### PROVIDED MATERIAL

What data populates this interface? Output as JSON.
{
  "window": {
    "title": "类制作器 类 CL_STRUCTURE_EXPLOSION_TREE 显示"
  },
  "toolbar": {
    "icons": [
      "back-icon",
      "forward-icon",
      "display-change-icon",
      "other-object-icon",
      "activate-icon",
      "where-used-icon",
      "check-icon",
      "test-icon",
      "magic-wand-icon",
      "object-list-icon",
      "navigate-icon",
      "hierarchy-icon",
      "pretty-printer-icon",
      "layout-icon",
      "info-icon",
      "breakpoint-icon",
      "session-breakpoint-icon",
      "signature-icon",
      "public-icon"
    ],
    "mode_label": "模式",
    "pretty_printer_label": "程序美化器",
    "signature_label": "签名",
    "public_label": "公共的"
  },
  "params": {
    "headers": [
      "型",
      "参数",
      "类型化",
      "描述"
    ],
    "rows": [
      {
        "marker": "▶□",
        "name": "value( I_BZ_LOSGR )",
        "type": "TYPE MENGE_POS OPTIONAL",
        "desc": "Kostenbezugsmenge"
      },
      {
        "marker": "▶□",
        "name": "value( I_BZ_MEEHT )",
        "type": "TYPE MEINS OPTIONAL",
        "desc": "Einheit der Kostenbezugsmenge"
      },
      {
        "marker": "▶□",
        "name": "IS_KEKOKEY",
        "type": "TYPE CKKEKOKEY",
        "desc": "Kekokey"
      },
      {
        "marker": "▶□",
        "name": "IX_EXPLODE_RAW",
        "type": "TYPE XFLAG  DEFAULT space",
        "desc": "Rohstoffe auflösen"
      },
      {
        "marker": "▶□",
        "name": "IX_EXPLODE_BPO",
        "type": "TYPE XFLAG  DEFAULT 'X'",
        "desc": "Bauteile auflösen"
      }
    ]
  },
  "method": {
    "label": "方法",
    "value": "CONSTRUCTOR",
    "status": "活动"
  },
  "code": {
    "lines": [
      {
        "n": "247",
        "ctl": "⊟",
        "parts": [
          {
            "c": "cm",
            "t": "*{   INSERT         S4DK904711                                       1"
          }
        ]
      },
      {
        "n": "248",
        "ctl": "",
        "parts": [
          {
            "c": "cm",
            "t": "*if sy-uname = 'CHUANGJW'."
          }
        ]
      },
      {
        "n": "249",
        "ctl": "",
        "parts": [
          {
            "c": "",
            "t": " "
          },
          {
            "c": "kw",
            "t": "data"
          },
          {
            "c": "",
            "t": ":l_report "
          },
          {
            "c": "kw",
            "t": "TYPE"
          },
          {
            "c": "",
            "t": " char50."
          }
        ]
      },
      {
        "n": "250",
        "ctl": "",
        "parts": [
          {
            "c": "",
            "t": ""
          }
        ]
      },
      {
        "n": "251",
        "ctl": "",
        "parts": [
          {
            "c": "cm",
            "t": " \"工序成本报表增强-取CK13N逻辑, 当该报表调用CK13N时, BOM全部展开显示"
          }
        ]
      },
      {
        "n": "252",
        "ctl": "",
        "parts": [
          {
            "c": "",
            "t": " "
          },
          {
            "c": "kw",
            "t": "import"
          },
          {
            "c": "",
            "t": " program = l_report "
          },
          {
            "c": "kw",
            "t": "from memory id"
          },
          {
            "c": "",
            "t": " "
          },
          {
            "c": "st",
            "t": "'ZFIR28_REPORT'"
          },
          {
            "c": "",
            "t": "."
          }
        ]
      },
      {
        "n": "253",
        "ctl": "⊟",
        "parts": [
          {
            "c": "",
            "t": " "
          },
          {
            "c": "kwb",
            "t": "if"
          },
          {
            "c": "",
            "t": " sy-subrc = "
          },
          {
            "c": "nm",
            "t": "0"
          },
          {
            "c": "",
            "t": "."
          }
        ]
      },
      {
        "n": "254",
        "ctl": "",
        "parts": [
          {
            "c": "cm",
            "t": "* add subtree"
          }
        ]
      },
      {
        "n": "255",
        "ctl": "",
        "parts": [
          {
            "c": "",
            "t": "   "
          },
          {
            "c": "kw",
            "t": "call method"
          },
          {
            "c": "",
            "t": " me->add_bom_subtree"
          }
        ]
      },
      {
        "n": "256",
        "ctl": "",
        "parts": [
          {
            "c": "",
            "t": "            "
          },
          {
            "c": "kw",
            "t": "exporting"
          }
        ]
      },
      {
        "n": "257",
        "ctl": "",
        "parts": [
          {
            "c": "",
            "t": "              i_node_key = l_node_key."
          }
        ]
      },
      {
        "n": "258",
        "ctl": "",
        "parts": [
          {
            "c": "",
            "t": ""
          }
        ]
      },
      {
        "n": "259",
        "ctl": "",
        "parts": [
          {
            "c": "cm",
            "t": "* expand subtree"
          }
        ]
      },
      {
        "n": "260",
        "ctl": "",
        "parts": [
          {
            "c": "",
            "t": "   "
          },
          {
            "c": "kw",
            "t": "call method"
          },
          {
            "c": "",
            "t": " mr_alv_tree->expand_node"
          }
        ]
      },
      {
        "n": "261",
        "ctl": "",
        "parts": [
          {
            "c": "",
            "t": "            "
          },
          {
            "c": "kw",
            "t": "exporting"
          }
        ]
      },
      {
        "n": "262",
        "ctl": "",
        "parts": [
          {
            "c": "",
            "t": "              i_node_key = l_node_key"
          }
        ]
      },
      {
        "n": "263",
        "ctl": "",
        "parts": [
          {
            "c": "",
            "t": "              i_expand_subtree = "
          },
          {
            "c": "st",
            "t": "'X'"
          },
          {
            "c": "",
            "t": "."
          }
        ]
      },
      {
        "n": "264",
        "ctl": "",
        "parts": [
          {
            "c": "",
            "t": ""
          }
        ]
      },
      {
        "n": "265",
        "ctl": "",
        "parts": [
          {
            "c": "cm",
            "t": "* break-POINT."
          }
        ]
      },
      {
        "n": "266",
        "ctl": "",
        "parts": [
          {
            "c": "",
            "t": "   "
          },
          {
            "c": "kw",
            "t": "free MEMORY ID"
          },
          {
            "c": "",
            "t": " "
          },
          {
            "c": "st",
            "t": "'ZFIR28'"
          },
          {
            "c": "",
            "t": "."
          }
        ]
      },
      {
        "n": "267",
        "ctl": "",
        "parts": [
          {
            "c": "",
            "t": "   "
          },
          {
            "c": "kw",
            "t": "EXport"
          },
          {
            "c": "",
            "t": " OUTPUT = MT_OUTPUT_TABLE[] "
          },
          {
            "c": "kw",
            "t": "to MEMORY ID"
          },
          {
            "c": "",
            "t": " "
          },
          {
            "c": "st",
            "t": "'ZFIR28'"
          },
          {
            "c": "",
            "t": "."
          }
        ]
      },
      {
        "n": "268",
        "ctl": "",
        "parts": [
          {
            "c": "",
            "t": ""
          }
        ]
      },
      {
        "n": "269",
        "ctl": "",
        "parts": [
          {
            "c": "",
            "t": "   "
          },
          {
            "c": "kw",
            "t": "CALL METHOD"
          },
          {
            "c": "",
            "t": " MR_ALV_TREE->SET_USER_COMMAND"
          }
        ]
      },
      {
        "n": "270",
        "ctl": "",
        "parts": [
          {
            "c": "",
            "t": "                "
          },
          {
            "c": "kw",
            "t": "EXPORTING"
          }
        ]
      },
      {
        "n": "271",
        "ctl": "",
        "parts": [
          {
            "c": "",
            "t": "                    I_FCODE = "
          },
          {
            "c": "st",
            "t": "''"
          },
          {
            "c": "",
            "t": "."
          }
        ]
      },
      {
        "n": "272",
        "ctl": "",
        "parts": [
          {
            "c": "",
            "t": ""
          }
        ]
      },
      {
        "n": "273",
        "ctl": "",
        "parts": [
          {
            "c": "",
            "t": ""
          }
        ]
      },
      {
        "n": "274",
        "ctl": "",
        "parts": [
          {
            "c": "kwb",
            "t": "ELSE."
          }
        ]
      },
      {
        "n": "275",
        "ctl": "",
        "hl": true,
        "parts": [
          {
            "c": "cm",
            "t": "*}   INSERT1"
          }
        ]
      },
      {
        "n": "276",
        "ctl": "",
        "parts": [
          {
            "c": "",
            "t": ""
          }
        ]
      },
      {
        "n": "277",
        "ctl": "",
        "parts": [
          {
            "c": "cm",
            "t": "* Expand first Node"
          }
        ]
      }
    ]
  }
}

######

## YOUR OBJECTIVE
Extract every line above that contains the word "TYPE".

## RESULT OF THIS EXERCISE
        "type": "TYPE MENGE_POS OPTIONAL",
        "type": "TYPE MEINS OPTIONAL",
        "type": "TYPE CKKEKOKEY",
        "type": "TYPE XFLAG  DEFAULT space",
        "type": "TYPE XFLAG  DEFAULT 'X'",
            "t": "TYPE"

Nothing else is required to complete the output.